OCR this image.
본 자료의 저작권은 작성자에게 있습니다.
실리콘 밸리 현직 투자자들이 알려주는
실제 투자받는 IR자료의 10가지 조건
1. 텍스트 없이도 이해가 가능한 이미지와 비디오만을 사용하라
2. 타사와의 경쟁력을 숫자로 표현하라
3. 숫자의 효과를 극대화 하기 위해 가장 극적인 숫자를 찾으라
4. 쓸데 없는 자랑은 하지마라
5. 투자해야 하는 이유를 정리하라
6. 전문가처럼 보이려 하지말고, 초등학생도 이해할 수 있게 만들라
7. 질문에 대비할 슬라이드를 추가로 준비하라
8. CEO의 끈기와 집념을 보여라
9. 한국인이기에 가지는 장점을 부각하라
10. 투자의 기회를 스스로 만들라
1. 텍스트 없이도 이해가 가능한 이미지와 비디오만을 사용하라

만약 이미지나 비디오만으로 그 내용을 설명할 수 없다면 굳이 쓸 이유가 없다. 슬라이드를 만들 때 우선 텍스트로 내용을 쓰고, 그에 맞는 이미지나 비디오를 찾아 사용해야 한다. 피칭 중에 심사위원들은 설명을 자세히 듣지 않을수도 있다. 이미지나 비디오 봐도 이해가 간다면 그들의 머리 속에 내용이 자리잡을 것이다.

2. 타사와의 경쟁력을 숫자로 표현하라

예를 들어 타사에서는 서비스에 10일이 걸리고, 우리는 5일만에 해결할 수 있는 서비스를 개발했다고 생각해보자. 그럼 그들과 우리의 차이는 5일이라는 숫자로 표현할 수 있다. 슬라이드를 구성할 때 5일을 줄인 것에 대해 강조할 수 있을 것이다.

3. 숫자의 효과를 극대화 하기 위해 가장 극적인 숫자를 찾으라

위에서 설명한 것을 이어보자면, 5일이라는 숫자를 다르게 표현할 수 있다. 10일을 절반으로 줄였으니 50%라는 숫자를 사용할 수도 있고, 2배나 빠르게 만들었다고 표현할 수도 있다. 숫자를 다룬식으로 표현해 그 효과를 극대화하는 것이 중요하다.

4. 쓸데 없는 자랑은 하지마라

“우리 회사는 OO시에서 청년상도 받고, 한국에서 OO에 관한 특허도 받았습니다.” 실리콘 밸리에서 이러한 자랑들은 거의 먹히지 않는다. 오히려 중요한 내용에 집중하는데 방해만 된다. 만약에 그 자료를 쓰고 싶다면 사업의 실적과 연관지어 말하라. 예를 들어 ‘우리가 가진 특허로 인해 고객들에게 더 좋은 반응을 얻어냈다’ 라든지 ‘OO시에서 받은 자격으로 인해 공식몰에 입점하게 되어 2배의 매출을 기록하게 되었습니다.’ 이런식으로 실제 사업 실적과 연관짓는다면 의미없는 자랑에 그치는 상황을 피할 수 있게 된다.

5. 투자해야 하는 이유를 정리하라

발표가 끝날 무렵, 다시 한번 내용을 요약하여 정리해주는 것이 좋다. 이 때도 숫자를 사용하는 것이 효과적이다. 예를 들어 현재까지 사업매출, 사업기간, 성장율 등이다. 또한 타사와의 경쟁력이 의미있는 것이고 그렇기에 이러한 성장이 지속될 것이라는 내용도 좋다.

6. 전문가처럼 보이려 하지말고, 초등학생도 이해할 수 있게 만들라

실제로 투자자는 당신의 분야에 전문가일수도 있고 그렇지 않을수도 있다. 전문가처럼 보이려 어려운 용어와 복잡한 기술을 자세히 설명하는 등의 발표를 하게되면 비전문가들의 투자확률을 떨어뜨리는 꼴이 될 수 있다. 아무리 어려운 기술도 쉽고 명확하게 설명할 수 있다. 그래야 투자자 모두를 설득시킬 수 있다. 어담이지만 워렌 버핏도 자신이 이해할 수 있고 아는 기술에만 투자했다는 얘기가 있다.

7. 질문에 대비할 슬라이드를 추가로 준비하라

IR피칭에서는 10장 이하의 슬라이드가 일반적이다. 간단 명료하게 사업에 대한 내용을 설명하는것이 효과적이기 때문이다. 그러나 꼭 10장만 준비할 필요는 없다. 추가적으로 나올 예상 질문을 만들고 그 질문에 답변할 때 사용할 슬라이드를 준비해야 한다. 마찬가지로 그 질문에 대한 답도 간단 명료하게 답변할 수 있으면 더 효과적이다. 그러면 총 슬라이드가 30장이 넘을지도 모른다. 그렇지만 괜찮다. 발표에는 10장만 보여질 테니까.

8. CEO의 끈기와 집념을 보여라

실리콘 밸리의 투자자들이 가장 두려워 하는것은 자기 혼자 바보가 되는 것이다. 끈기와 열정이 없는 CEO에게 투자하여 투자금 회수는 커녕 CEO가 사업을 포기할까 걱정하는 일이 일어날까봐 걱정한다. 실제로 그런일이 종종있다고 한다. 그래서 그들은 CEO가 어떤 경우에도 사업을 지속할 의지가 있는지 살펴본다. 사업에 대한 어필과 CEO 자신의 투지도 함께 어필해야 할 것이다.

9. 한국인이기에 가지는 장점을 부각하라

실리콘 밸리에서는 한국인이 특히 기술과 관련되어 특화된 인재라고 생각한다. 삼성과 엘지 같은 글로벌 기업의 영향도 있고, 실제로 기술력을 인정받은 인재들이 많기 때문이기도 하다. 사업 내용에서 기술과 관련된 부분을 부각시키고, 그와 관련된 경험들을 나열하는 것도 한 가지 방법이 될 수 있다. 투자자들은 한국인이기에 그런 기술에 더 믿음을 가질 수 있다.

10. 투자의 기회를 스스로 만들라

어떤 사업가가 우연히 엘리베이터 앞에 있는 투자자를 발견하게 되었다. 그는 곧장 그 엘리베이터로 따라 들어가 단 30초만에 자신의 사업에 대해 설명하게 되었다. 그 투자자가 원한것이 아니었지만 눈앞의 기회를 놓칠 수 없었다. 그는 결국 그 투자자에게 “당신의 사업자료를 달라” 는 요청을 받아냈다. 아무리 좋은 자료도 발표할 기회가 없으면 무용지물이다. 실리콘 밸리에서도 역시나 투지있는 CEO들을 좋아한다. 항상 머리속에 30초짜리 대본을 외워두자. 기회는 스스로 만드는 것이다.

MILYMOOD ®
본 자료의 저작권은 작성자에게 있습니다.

***

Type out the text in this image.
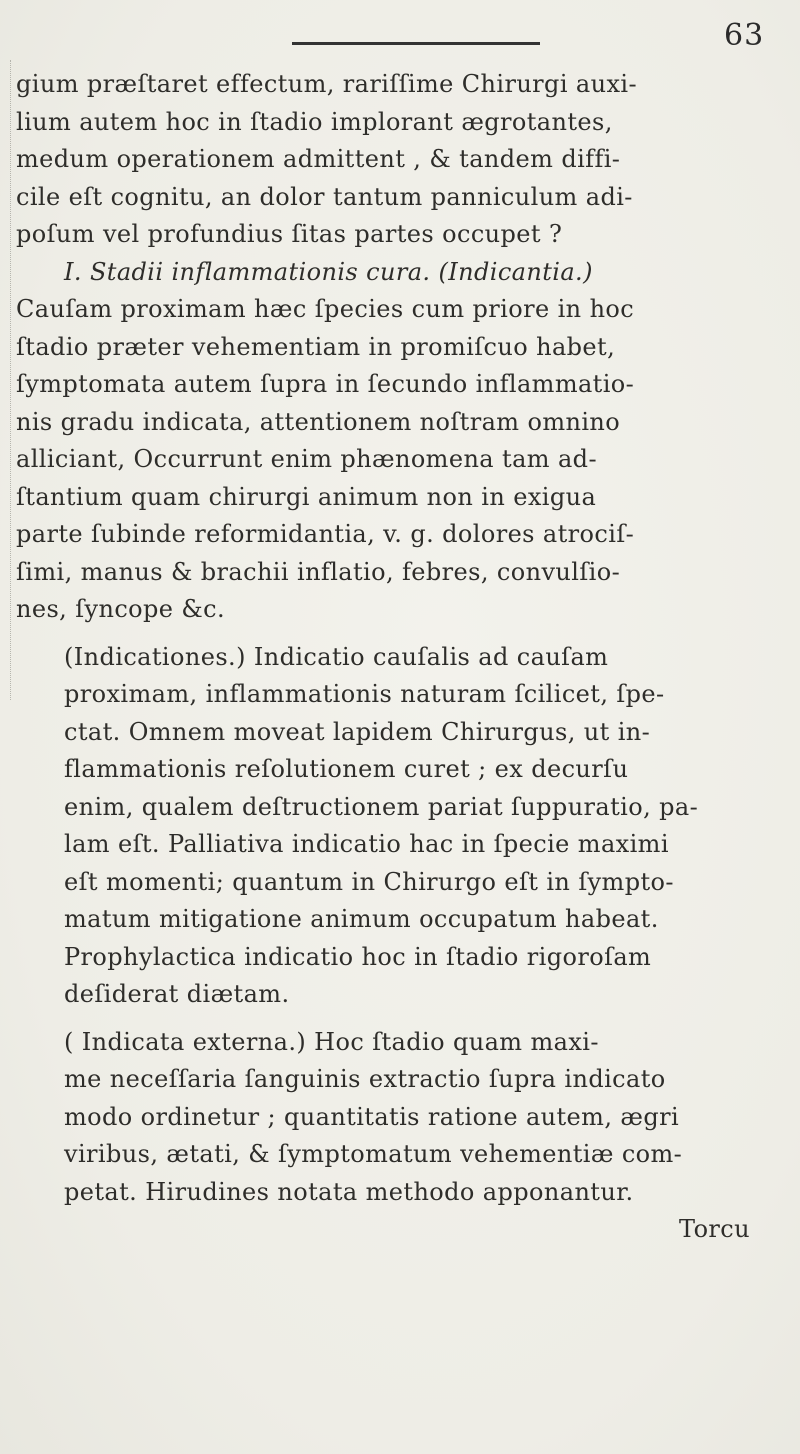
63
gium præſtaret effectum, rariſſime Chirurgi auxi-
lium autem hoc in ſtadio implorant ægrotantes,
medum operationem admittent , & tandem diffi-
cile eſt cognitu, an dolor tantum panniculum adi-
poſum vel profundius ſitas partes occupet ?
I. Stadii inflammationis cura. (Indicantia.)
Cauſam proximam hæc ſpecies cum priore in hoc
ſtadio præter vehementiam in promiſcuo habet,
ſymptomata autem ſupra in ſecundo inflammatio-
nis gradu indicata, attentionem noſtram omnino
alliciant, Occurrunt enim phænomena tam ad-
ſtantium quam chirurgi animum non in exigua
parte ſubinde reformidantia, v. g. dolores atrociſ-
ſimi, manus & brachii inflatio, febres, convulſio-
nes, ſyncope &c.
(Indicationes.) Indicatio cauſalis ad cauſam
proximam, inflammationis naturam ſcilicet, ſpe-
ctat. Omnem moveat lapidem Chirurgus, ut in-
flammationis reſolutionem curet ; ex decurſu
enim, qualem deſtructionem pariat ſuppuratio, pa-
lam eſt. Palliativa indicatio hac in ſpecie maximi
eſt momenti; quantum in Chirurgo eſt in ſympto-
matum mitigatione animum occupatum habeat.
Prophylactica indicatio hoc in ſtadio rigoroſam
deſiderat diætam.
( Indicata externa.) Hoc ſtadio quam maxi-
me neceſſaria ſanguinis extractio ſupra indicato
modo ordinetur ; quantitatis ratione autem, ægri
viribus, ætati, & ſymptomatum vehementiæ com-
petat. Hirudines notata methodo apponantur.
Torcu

***

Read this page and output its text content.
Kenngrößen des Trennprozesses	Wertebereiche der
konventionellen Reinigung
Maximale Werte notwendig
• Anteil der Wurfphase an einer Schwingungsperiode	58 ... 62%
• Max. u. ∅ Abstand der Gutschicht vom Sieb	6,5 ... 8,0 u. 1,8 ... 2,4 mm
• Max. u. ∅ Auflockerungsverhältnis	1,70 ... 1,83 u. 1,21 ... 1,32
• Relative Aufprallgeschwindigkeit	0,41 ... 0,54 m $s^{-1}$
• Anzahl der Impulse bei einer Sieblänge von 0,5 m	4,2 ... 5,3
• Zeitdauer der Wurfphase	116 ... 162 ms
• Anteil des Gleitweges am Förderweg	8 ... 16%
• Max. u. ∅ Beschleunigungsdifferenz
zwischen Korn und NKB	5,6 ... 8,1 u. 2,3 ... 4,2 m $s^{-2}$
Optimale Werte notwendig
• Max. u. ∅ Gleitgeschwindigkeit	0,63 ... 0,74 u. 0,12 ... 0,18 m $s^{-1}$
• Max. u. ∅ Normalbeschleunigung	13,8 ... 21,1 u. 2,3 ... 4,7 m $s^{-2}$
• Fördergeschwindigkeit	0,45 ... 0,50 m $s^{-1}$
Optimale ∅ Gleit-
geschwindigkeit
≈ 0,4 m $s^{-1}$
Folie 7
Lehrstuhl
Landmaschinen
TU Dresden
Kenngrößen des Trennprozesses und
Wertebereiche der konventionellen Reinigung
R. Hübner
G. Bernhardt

***

## Problem details
From the entries above, copy each line holding "ſupra".

## Completed exercise
ſymptomata autem ſupra in ſecundo inflammatio-
me neceſſaria ſanguinis extractio ſupra indicato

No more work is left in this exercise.